### [Requirement 1]
Please rewrite the records from their first line through the line containing "donut-center-line2: 分布 (524, 1449, 609, 1498)", replacing "bounding box" with "enclosing rectangle" and leaving everything else unchanged.

### [Document]
# # # # # # #
Here is the good quote from someone known to everyone on the subject of Religion and Science:
Religion and Science
Everything that the human race has done and thought is concerned with
the satisfaction of felt needs and the assuagement of pain. One has to keep
this constantly in mind if one wishes to understand spiritual movements and
their development. Feeling and desire are the motive forces behind all human
endeavour and human creation, in however exalted a guise the latter may
present itself to us. Now what are the feelings and needs that have led men
to religious thought and belief in the widest sense of the words? A little
consideration will suffice to show us that the most varying emotions preside
over the birth of religious thought and experience. With primitive man it is
above all fear that evokes religious notions--fear of hunger, wild beasts,
sickness, death. Since at this stage of existence understanding of causal
connexions is usually poorly developed, the human mind creates for itself
more or less analogous beings on whose wills and actions these fearful
happenings depend. One's object now is to secure the favour of these beings
by carrying out actions and offering sacrifices which, according to the
tradition handed down from generation to generation, propitiate them or make
them well disposed towards a mortal. I am speaking now of the religion of
fear. This, though not created, is in an important degree stabilized by the
formation of a special priestly caste which sets up as a mediator between
the people and the beings they fear, and erects a hegemony on this basis. In
many cases the leader or ruler whose position depends on other factors, or a
privileged class, combines priestly functions with its secular authority in
order to make the latter more secure; or the political rulers and the
priestly caste make common cause in their own interests.
The social feelings are another source of the crystallization of
religion. Fathers and mothers and the leaders of larger human communities
are mortal and fallible. The desire for guidance, love, and support prompts
men to form the social or moral conception of God. This is the God of
Providence who protects, disposes, rewards, and punishes, the God who,
according to the width of the believer's outlook, loves and cherishes the
life of the tribe or of the human race, or even life as such, the comforter
in sorrow and unsatisfied longing, who preserves the souls of the dead. This
is the social or moral conception of God.
The Jewish scriptures admirably illustrate the development from the
religion of fear to moral religion, which is continued in the New Testament.
The religions of all civilized peoples, especially the peoples of the
Orient, are primarily moral religions. The development from a religion of
fear to moral religion is a great step in a nation's life. That primitive
religions are based entirely on fear and the religions of civilized peoples
purely on morality is a prejudice against which we must be on our guard. The
truth is that they are all intermediate types, with this reservation, that
on the higher levels of social life the religion of morality predominates.
# # # # # # #
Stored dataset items
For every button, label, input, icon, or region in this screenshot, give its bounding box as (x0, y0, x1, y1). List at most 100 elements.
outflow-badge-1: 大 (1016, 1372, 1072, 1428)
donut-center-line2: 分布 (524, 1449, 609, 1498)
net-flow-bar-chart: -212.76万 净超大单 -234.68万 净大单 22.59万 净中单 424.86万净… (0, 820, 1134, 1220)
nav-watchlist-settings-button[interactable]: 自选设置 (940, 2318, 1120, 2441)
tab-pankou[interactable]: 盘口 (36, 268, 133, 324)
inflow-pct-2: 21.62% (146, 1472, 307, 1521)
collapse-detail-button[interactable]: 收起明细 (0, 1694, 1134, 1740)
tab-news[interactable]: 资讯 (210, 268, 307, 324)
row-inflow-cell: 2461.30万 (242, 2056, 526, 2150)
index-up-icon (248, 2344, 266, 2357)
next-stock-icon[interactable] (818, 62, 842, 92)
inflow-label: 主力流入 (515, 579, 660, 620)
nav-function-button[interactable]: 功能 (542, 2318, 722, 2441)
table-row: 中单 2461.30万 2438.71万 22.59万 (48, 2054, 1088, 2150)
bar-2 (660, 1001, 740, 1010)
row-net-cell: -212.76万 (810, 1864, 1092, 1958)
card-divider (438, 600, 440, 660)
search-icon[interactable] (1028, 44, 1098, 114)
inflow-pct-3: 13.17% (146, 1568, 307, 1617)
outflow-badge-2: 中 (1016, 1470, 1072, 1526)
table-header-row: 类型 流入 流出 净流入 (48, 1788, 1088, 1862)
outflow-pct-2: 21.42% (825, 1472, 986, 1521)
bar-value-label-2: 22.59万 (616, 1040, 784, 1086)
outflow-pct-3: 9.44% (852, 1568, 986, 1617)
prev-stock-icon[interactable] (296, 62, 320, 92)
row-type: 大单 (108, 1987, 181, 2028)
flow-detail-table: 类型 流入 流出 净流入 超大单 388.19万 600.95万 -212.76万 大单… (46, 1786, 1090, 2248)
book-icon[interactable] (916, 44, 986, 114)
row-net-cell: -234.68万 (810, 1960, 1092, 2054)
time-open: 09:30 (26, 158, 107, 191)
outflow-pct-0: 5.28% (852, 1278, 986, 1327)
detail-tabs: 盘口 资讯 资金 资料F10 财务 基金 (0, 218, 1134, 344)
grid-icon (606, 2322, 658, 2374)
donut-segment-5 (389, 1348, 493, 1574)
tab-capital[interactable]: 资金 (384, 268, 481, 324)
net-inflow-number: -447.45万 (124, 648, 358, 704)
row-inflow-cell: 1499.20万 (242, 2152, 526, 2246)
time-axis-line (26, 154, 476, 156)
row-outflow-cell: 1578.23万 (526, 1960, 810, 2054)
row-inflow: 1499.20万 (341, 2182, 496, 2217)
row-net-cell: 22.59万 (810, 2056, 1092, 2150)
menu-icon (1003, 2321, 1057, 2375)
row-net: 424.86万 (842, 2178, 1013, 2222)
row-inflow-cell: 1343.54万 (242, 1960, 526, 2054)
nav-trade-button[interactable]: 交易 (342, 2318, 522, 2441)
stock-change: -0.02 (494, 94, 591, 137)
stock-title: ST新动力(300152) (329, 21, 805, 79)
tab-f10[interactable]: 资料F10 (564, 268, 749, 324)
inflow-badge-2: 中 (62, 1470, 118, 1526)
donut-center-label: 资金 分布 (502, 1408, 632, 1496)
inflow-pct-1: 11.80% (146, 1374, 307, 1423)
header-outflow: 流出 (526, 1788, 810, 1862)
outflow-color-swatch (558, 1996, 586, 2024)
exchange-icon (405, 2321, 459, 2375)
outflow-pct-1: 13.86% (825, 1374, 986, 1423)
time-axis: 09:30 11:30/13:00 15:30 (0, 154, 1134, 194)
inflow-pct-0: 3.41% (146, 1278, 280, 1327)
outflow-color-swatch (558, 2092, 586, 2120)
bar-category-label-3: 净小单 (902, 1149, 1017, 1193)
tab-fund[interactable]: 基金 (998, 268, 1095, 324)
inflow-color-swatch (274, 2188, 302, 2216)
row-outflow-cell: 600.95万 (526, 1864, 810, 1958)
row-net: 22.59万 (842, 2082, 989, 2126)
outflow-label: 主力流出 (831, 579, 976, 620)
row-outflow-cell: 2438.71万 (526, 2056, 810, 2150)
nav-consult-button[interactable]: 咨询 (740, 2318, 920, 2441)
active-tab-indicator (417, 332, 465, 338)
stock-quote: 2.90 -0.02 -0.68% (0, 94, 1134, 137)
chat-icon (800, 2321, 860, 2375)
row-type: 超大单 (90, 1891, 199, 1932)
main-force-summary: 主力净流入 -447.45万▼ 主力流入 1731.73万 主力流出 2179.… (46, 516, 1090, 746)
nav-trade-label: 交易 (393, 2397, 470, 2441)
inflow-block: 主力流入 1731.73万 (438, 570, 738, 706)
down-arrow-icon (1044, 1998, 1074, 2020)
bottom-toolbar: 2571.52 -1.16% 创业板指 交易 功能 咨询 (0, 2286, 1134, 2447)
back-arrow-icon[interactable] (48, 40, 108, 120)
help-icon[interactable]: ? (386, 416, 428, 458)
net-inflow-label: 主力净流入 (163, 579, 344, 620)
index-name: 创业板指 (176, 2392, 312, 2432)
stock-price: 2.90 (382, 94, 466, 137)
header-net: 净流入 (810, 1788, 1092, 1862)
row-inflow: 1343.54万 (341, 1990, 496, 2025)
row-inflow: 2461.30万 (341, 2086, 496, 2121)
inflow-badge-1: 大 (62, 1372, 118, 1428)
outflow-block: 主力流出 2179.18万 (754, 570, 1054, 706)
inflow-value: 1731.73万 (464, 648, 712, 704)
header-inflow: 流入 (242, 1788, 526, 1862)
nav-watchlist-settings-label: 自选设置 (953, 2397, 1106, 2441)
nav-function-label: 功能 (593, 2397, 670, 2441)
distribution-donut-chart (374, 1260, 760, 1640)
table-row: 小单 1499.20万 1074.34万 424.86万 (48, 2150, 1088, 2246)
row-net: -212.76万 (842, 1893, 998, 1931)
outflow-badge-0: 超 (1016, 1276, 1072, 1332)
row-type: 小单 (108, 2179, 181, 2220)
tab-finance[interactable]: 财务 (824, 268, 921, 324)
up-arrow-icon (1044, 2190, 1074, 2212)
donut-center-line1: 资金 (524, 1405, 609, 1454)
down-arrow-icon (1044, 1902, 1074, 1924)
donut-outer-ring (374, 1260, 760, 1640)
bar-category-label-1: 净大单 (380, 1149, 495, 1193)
# # # # # # #
### [Requirement 2]
According to the passage on religion and science, what above all evokes religious notions in primitive man?

### [Complete output 1]
For every button, label, input, icon, or region in this screenshot, give its enclosing rectangle as (x0, y0, x1, y1). List at most 100 elements.
outflow-badge-1: 大 (1016, 1372, 1072, 1428)
donut-center-line2: 分布 (524, 1449, 609, 1498)

### [Complete output 2]
Fear: fear of hunger, wild beasts, sickness, and death.